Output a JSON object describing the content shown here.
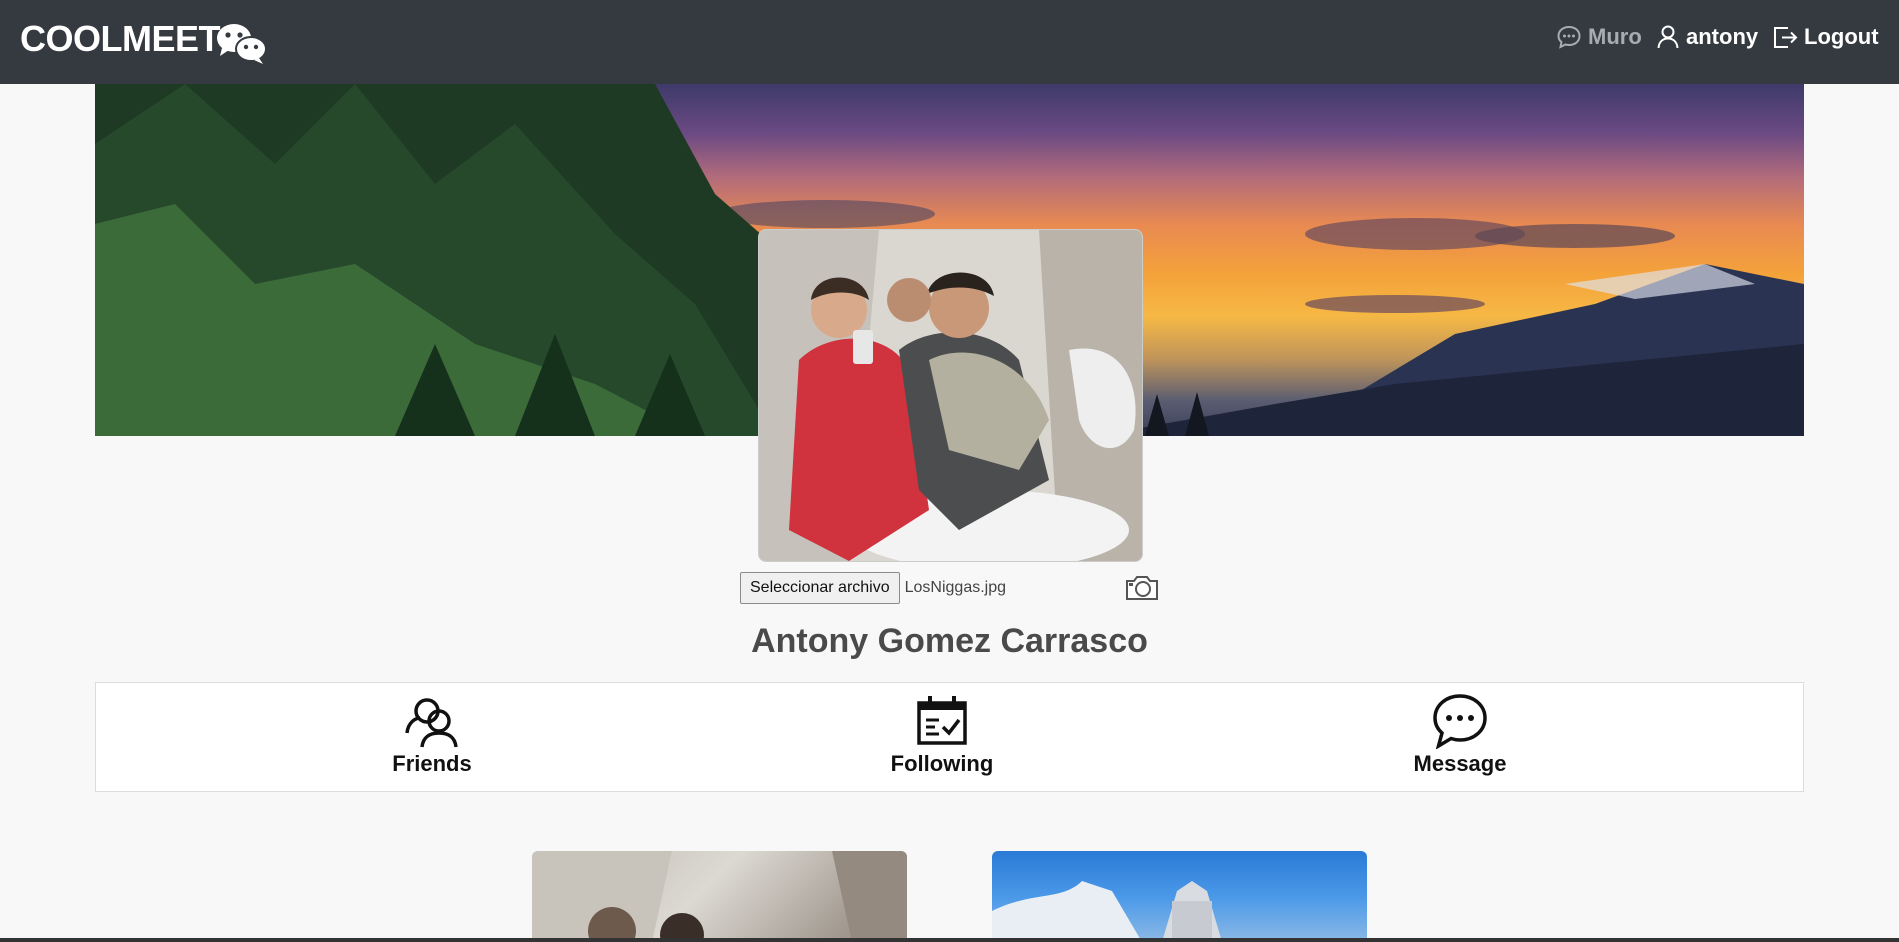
{
  "navbar": {
    "brand": "COOLMEET",
    "brand_icon": "wechat-icon",
    "items": [
      {
        "label": "Muro",
        "icon": "chat-icon",
        "active": false
      },
      {
        "label": "antony",
        "icon": "user-icon"
      },
      {
        "label": "Logout",
        "icon": "logout-icon"
      }
    ]
  },
  "profile": {
    "file_button_label": "Seleccionar archivo",
    "file_name": "LosNiggas.jpg",
    "camera_icon": "camera-icon",
    "full_name": "Antony Gomez Carrasco"
  },
  "actions": [
    {
      "label": "Friends",
      "icon": "friends-icon"
    },
    {
      "label": "Following",
      "icon": "calendar-check-icon"
    },
    {
      "label": "Message",
      "icon": "message-dots-icon"
    }
  ],
  "colors": {
    "navbar_bg": "#343a40",
    "muro_text": "#a8abaf",
    "page_bg": "#f8f8f8"
  }
}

**TASK OBJECTIVE**
Leave out all images, then reproduce the entries above exactly.

**TASK OUTPUT**
Output a JSON object describing the content shown here.
{
  "navbar": {
    "brand": "COOLMEET",
    "brand_icon": "wechat-icon",
    "items": [
      {
        "label": "Muro",
        "icon": "chat-icon",
        "active": false
      },
      {
        "label": "antony",
        "icon": "user-icon"
      },
      {
        "label": "Logout",
        "icon": "logout-icon"
      }
    ]
  },
  "profile": {
    "file_button_label": "Seleccionar archivo",
    "file_name": "LosNiggas.jpg",
    "camera_icon": "camera-icon",
    "full_name": "Antony Gomez Carrasco"
  },
  "actions": [
    {
      "label": "Friends",
      "icon": "friends-icon"
    },
    {
      "label": "Following",
      "icon": "calendar-check-icon"
    },
    {
      "label": "Message",
      "icon": "message-dots-icon"
    }
  ],
  "colors": {
    "navbar_bg": "#343a40",
    "muro_text": "#a8abaf",
    "page_bg": "#f8f8f8"
  }
}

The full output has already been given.